→ REQUEST: For each line of the data below that holds "million", copy the line.

→ RECORDS:
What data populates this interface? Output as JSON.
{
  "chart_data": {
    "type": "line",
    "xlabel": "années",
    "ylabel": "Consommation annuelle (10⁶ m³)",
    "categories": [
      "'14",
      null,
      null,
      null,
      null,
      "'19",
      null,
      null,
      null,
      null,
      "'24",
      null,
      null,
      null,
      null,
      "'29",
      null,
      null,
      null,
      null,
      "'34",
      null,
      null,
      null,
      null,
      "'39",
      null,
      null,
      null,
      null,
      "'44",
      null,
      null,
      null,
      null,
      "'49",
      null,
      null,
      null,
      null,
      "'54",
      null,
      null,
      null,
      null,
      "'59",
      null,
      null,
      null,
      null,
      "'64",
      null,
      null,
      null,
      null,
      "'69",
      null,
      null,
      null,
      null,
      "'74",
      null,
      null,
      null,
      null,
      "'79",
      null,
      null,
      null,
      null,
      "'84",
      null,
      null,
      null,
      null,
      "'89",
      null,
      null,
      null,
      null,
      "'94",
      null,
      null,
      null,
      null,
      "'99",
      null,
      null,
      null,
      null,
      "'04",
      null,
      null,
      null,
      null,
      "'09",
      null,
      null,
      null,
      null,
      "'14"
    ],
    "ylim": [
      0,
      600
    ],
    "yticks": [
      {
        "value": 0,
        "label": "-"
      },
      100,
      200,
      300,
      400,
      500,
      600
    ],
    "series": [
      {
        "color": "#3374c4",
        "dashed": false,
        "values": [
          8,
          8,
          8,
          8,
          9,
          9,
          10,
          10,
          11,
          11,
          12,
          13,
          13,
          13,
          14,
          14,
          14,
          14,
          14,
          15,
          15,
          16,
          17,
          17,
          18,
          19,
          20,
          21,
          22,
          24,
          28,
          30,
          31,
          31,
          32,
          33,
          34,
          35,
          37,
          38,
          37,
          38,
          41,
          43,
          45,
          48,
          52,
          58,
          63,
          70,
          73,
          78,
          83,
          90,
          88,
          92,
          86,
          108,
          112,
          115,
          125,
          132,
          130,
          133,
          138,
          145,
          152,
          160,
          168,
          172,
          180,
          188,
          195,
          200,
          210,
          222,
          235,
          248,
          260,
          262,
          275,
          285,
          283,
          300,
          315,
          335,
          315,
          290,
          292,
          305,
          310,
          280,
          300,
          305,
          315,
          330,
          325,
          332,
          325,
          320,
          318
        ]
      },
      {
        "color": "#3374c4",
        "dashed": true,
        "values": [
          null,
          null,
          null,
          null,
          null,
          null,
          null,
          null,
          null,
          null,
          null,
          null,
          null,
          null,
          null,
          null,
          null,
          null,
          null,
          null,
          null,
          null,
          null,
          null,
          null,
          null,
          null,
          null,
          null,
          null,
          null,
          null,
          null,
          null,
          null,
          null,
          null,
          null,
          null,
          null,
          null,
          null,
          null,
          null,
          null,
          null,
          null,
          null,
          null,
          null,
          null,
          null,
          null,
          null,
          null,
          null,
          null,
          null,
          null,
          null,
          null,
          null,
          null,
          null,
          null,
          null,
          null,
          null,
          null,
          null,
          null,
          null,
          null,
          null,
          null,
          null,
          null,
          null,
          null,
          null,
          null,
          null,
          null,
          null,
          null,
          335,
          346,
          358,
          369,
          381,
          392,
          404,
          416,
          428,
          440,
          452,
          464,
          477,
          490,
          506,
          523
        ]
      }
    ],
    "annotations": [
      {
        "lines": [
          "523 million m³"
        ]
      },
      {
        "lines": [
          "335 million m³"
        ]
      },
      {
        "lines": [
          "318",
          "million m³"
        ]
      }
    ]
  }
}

→ PROBLEM SOLUTION:
          "523 million m³"
          "335 million m³"
          "million m³"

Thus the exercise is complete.